## WHAT YOU WILL DO
Would you retype exactly the lines from the one containing "Convert this document image to plain text." through the last line of the records below, and nothing else?

## INFORMATION GIVEN
· · ·

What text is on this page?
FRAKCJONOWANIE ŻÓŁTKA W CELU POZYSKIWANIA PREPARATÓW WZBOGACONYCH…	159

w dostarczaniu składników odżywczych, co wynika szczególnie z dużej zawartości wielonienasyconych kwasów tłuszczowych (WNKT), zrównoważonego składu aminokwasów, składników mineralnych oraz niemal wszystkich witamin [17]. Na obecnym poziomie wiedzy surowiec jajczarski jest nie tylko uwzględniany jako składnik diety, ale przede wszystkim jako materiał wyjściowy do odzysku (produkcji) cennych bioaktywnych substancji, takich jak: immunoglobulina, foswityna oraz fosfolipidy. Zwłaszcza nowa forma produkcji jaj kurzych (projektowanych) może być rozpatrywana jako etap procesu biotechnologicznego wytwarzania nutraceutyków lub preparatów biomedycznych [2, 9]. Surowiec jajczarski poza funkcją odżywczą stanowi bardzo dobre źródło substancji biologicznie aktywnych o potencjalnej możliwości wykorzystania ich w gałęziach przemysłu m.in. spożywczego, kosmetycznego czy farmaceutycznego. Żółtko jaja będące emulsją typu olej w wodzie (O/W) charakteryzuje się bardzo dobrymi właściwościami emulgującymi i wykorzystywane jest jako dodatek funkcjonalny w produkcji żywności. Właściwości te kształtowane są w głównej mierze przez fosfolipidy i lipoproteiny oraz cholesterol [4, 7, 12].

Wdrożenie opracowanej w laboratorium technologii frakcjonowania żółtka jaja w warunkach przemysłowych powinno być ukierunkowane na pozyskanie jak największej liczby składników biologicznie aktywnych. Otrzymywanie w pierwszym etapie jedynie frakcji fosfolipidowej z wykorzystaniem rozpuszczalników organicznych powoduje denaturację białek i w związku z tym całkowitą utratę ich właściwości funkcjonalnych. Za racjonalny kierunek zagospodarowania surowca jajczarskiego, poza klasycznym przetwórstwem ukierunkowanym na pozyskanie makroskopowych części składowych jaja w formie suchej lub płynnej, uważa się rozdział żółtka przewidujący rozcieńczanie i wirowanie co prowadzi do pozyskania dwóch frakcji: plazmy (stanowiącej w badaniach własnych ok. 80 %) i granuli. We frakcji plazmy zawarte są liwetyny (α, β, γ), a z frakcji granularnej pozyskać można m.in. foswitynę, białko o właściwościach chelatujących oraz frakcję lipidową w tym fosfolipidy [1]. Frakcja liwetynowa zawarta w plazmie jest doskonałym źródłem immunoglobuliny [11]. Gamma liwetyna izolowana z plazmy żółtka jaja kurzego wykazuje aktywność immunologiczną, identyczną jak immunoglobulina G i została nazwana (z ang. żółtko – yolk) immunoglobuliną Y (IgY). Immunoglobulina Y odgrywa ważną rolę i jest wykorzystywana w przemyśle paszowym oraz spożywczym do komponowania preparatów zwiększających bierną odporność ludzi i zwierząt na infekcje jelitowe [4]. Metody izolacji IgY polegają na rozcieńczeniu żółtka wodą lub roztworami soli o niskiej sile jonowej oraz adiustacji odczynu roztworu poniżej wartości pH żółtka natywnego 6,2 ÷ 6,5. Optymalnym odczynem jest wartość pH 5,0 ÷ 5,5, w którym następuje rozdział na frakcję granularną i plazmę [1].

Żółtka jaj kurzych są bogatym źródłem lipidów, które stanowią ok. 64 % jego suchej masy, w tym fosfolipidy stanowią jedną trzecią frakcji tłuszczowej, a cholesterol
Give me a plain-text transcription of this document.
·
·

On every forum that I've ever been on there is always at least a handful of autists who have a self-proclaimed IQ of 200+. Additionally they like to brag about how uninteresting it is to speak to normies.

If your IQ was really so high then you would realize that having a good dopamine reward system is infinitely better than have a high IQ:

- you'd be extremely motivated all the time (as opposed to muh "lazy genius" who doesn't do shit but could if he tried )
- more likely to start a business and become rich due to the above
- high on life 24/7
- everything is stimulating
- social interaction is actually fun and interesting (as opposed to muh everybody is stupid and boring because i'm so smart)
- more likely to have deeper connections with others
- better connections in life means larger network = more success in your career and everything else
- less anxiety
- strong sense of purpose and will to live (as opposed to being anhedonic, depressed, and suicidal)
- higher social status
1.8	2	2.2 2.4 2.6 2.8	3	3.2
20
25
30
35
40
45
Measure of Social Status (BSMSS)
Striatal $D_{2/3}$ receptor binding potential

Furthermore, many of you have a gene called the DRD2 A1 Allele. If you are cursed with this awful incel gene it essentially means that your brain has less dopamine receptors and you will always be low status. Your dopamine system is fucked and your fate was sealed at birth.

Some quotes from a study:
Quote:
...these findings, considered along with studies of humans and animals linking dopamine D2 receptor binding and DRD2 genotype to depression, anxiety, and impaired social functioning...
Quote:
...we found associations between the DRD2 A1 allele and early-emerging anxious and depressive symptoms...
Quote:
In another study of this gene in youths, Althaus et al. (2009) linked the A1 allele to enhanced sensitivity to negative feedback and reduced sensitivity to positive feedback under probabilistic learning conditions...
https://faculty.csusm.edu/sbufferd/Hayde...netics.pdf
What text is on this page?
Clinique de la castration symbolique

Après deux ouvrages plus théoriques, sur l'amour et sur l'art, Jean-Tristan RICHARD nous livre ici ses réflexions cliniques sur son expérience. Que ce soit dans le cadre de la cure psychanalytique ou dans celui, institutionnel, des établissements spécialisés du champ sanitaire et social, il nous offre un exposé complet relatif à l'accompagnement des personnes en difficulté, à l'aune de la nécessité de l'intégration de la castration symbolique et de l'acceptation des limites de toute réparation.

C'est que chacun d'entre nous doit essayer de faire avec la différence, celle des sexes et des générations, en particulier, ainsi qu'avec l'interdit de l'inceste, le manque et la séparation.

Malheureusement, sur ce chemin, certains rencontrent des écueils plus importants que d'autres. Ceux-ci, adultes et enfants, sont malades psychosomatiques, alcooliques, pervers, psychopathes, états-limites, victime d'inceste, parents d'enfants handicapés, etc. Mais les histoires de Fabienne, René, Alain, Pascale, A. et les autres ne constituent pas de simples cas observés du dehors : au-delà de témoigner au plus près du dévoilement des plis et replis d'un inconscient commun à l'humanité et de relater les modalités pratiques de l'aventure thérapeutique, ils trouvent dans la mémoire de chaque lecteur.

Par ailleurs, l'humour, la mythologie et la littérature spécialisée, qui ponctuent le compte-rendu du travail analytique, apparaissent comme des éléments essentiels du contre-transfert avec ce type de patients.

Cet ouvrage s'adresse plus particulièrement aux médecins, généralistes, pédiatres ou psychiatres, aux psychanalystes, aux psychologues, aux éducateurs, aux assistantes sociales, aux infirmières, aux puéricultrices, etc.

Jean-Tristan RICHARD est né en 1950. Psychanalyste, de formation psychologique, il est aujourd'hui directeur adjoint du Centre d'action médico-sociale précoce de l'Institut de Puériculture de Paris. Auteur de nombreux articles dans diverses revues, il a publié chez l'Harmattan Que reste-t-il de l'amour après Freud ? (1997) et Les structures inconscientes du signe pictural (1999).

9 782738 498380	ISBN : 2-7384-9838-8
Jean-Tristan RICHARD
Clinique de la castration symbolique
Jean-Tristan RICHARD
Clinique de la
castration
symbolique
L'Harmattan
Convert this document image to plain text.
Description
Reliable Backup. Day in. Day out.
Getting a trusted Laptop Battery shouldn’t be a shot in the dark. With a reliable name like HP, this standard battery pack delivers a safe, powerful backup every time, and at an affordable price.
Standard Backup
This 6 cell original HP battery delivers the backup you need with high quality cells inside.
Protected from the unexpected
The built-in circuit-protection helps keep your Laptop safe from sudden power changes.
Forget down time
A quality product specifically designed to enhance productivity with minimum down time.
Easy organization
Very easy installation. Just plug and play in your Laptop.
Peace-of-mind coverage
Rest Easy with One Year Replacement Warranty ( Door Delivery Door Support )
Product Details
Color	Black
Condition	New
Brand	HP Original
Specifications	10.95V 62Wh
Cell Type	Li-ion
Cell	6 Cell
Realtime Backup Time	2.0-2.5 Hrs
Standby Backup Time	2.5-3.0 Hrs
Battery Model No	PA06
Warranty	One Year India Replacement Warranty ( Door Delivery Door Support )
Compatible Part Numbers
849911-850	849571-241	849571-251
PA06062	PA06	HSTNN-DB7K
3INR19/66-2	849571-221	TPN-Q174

· · ·

## RESPONSE TO THE TASK
Convert this document image to plain text.
Description
Reliable Backup. Day in. Day out.
Getting a trusted Laptop Battery shouldn’t be a shot in the dark. With a reliable name like HP, this standard battery pack delivers a safe, powerful backup every time, and at an affordable price.
Standard Backup
This 6 cell original HP battery delivers the backup you need with high quality cells inside.
Protected from the unexpected
The built-in circuit-protection helps keep your Laptop safe from sudden power changes.
Forget down time
A quality product specifically designed to enhance productivity with minimum down time.
Easy organization
Very easy installation. Just plug and play in your Laptop.
Peace-of-mind coverage
Rest Easy with One Year Replacement Warranty ( Door Delivery Door Support )
Product Details
Color	Black
Condition	New
Brand	HP Original
Specifications	10.95V 62Wh
Cell Type	Li-ion
Cell	6 Cell
Realtime Backup Time	2.0-2.5 Hrs
Standby Backup Time	2.5-3.0 Hrs
Battery Model No	PA06
Warranty	One Year India Replacement Warranty ( Door Delivery Door Support )
Compatible Part Numbers
849911-850	849571-241	849571-251
PA06062	PA06	HSTNN-DB7K
3INR19/66-2	849571-221	TPN-Q174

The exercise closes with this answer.